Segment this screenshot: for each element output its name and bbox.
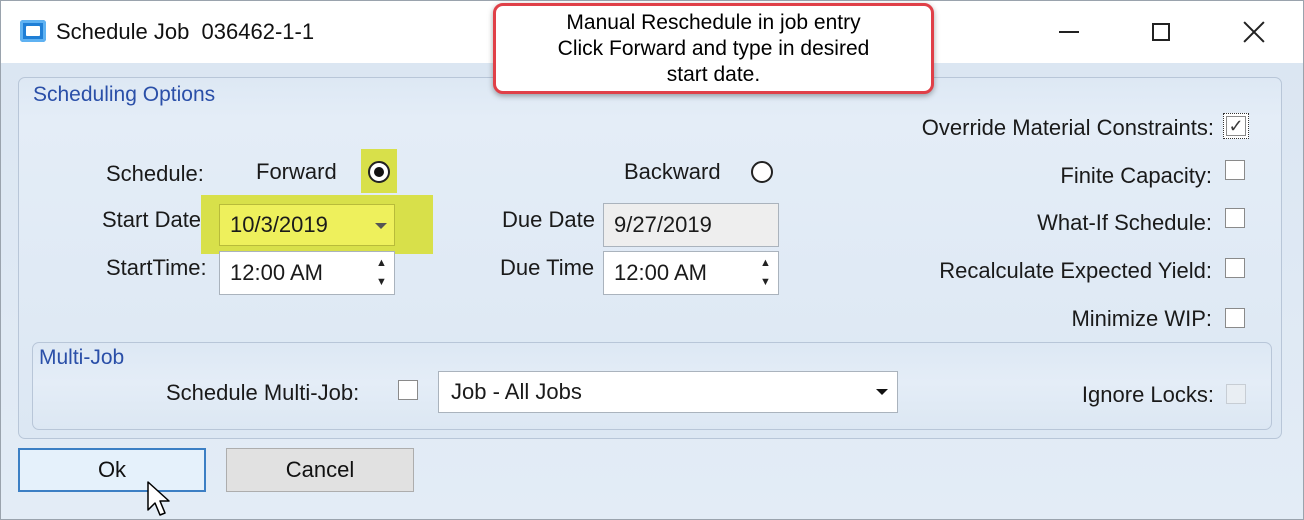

...

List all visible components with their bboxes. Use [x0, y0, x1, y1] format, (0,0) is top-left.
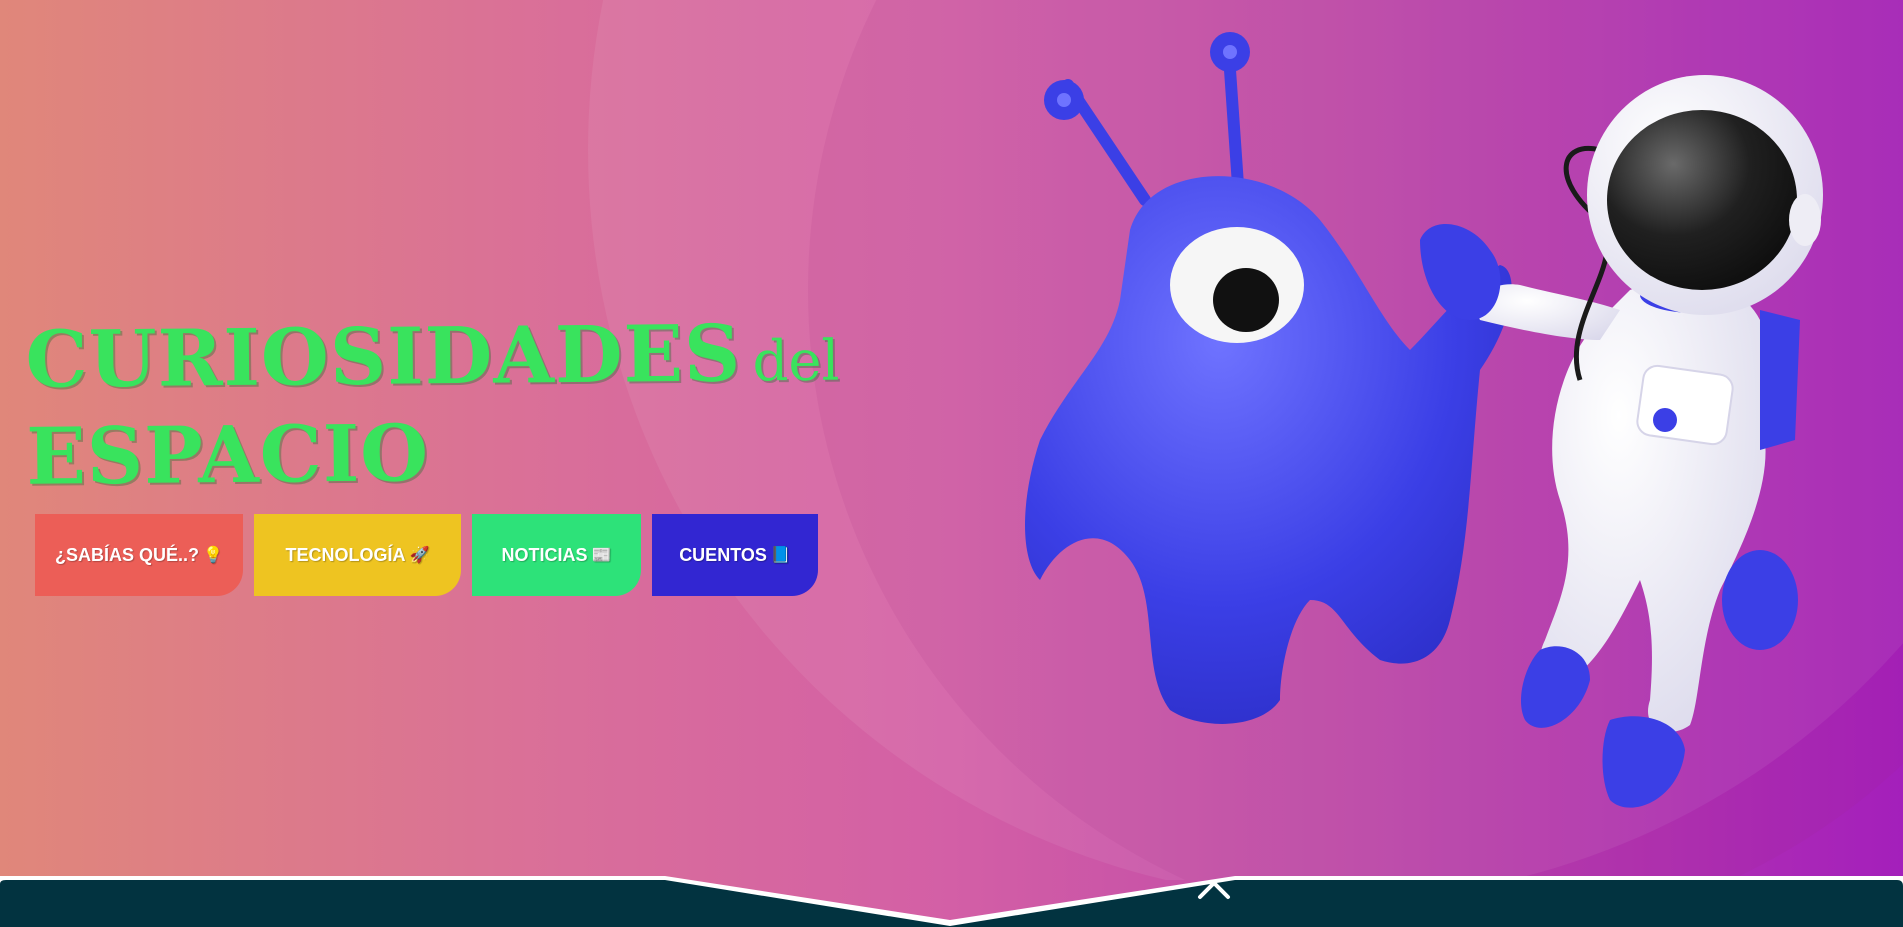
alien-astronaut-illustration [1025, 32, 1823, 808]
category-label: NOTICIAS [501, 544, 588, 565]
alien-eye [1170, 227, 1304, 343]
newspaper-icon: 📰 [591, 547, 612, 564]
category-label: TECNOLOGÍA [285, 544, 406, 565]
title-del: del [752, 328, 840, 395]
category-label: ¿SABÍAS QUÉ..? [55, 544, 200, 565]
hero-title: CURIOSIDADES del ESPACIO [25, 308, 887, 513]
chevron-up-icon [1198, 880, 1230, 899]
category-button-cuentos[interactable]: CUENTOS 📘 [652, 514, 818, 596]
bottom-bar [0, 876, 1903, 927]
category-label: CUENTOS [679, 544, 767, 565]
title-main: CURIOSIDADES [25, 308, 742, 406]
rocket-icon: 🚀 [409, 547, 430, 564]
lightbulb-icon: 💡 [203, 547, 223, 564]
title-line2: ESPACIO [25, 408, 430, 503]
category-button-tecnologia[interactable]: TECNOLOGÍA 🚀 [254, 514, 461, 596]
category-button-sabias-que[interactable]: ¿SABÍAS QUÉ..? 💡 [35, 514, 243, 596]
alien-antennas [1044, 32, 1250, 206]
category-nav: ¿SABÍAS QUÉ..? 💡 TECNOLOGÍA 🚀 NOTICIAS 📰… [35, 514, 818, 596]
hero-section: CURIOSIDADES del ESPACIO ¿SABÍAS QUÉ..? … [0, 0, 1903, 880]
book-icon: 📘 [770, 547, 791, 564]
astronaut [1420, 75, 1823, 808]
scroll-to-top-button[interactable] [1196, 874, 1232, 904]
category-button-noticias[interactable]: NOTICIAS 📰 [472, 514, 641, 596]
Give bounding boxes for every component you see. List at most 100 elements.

▶ [STATED PROBLEM]: Please recast the stretch of the listing from the line containing "List all visible" through the line containing "Give bounding boxes" as a JSON list of strings, one string per line, with blank lines skipped and the pictures left out.

▶ [EXERCISE RESULT]:
[
  "List all visible components with their bboxes. Use [x0, y0, x1, y1] format, (0,0) is top-left.",
  "alien-astronaut-illustration [1025, 32, 1823, 808]",
  "category-label: NOTICIAS [501, 544, 588, 565]",
  "alien-eye [1170, 227, 1304, 343]",
  "newspaper-icon: 📰 [591, 547, 612, 564]",
  "category-label: TECNOLOGÍA [285, 544, 406, 565]",
  "title-del: del [752, 328, 840, 395]",
  "category-label: ¿SABÍAS QUÉ..? [55, 544, 200, 565]",
  "hero-title: CURIOSIDADES del ESPACIO [25, 308, 887, 513]",
  "chevron-up-icon [1198, 880, 1230, 899]",
  "category-button-cuentos[interactable]: CUENTOS 📘 [652, 514, 818, 596]",
  "bottom-bar [0, 876, 1903, 927]",
  "category-label: CUENTOS [679, 544, 767, 565]",
  "title-main: CURIOSIDADES [25, 308, 742, 406]",
  "rocket-icon: 🚀 [409, 547, 430, 564]",
  "lightbulb-icon: 💡 [203, 547, 223, 564]",
  "title-line2: ESPACIO [25, 408, 430, 503]",
  "category-button-tecnologia[interactable]: TECNOLOGÍA 🚀 [254, 514, 461, 596]",
  "category-button-sabias-que[interactable]: ¿SABÍAS QUÉ..? 💡 [35, 514, 243, 596]",
  "alien-antennas [1044, 32, 1250, 206]",
  "category-nav: ¿SABÍAS QUÉ..? 💡 TECNOLOGÍA 🚀 NOTICIAS 📰… [35, 514, 818, 596]",
  "hero-section: CURIOSIDADES del ESPACIO ¿SABÍAS QUÉ..? … [0, 0, 1903, 880]",
  "book-icon: 📘 [770, 547, 791, 564]",
  "astronaut [1420, 75, 1823, 808]",
  "scroll-to-top-button[interactable] [1196, 874, 1232, 904]",
  "category-button-noticias[interactable]: NOTICIAS 📰 [472, 514, 641, 596]",
  "Give bounding boxes for every component you see. List at most 100 elements."
]